**DESCRIPTION OF THE TASK**
Take all the material and copy it exactly.

**EXERCISE MATERIALS**
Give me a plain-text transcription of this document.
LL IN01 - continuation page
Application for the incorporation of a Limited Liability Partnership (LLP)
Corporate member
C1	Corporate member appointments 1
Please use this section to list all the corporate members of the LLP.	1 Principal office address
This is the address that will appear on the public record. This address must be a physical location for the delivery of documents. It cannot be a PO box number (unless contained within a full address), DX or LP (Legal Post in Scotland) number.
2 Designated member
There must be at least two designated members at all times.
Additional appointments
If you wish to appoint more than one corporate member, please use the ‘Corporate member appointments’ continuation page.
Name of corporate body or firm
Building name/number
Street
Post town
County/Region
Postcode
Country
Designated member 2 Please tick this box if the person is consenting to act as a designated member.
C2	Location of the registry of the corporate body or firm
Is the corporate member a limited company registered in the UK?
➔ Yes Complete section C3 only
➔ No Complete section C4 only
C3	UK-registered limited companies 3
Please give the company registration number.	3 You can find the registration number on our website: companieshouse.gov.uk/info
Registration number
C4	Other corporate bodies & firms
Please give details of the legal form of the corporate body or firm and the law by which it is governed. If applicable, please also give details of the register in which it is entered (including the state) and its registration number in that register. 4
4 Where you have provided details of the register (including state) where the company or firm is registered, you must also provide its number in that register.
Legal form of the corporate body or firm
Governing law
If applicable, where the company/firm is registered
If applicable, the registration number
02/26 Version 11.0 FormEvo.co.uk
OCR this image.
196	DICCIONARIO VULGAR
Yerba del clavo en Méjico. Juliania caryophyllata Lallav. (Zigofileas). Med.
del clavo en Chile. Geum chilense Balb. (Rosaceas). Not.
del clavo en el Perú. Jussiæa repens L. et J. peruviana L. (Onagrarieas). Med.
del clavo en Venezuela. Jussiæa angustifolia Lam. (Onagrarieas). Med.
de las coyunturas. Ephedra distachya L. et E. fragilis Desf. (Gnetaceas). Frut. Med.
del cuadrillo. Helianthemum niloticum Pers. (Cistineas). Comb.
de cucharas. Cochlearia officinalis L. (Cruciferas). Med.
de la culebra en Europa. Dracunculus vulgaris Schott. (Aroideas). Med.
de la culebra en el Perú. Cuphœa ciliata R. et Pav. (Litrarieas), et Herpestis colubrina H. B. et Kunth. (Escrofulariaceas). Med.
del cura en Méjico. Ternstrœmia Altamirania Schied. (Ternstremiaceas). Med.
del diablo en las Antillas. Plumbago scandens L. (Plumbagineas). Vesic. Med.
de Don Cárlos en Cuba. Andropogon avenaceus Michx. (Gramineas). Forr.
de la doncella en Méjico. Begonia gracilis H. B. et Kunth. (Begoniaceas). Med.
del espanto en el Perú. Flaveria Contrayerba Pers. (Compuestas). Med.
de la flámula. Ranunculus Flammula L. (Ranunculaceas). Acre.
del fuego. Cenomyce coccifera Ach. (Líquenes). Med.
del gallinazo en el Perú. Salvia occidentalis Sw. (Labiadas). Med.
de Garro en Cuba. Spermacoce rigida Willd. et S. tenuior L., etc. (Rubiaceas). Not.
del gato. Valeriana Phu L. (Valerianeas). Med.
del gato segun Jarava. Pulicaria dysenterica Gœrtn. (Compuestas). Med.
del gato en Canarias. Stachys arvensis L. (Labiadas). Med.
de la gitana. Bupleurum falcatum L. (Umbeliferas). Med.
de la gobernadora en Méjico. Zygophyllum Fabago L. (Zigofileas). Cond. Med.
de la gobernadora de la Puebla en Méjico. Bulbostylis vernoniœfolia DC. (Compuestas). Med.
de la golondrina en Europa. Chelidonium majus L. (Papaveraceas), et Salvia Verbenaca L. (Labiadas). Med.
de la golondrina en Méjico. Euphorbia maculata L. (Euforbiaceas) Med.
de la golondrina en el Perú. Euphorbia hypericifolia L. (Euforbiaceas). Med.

**FINAL ANSWER**
Give me a plain-text transcription of this document.
LL IN01 - continuation page
Application for the incorporation of a Limited Liability Partnership (LLP)
Corporate member
C1	Corporate member appointments 1
Please use this section to list all the corporate members of the LLP.	1 Principal office address
This is the address that will appear on the public record. This address must be a physical location for the delivery of documents. It cannot be a PO box number (unless contained within a full address), DX or LP (Legal Post in Scotland) number.
2 Designated member
There must be at least two designated members at all times.
Additional appointments
If you wish to appoint more than one corporate member, please use the ‘Corporate member appointments’ continuation page.
Name of corporate body or firm
Building name/number
Street
Post town
County/Region
Postcode
Country
Designated member 2 Please tick this box if the person is consenting to act as a designated member.
C2	Location of the registry of the corporate body or firm
Is the corporate member a limited company registered in the UK?
➔ Yes Complete section C3 only
➔ No Complete section C4 only
C3	UK-registered limited companies 3
Please give the company registration number.	3 You can find the registration number on our website: companieshouse.gov.uk/info
Registration number
C4	Other corporate bodies & firms
Please give details of the legal form of the corporate body or firm and the law by which it is governed. If applicable, please also give details of the register in which it is entered (including the state) and its registration number in that register. 4
4 Where you have provided details of the register (including state) where the company or firm is registered, you must also provide its number in that register.
Legal form of the corporate body or firm
Governing law
If applicable, where the company/firm is registered
If applicable, the registration number
02/26 Version 11.0 FormEvo.co.uk
OCR this image.
196	DICCIONARIO VULGAR
Yerba del clavo en Méjico. Juliania caryophyllata Lallav. (Zigofileas). Med.
del clavo en Chile. Geum chilense Balb. (Rosaceas). Not.
del clavo en el Perú. Jussiæa repens L. et J. peruviana L. (Onagrarieas). Med.
del clavo en Venezuela. Jussiæa angustifolia Lam. (Onagrarieas). Med.
de las coyunturas. Ephedra distachya L. et E. fragilis Desf. (Gnetaceas). Frut. Med.
del cuadrillo. Helianthemum niloticum Pers. (Cistineas). Comb.
de cucharas. Cochlearia officinalis L. (Cruciferas). Med.
de la culebra en Europa. Dracunculus vulgaris Schott. (Aroideas). Med.
de la culebra en el Perú. Cuphœa ciliata R. et Pav. (Litrarieas), et Herpestis colubrina H. B. et Kunth. (Escrofulariaceas). Med.
del cura en Méjico. Ternstrœmia Altamirania Schied. (Ternstremiaceas). Med.
del diablo en las Antillas. Plumbago scandens L. (Plumbagineas). Vesic. Med.
de Don Cárlos en Cuba. Andropogon avenaceus Michx. (Gramineas). Forr.
de la doncella en Méjico. Begonia gracilis H. B. et Kunth. (Begoniaceas). Med.
del espanto en el Perú. Flaveria Contrayerba Pers. (Compuestas). Med.
de la flámula. Ranunculus Flammula L. (Ranunculaceas). Acre.
del fuego. Cenomyce coccifera Ach. (Líquenes). Med.
del gallinazo en el Perú. Salvia occidentalis Sw. (Labiadas). Med.
de Garro en Cuba. Spermacoce rigida Willd. et S. tenuior L., etc. (Rubiaceas). Not.
del gato. Valeriana Phu L. (Valerianeas). Med.
del gato segun Jarava. Pulicaria dysenterica Gœrtn. (Compuestas). Med.
del gato en Canarias. Stachys arvensis L. (Labiadas). Med.
de la gitana. Bupleurum falcatum L. (Umbeliferas). Med.
de la gobernadora en Méjico. Zygophyllum Fabago L. (Zigofileas). Cond. Med.
de la gobernadora de la Puebla en Méjico. Bulbostylis vernoniœfolia DC. (Compuestas). Med.
de la golondrina en Europa. Chelidonium majus L. (Papaveraceas), et Salvia Verbenaca L. (Labiadas). Med.
de la golondrina en Méjico. Euphorbia maculata L. (Euforbiaceas) Med.
de la golondrina en el Perú. Euphorbia hypericifolia L. (Euforbiaceas). Med.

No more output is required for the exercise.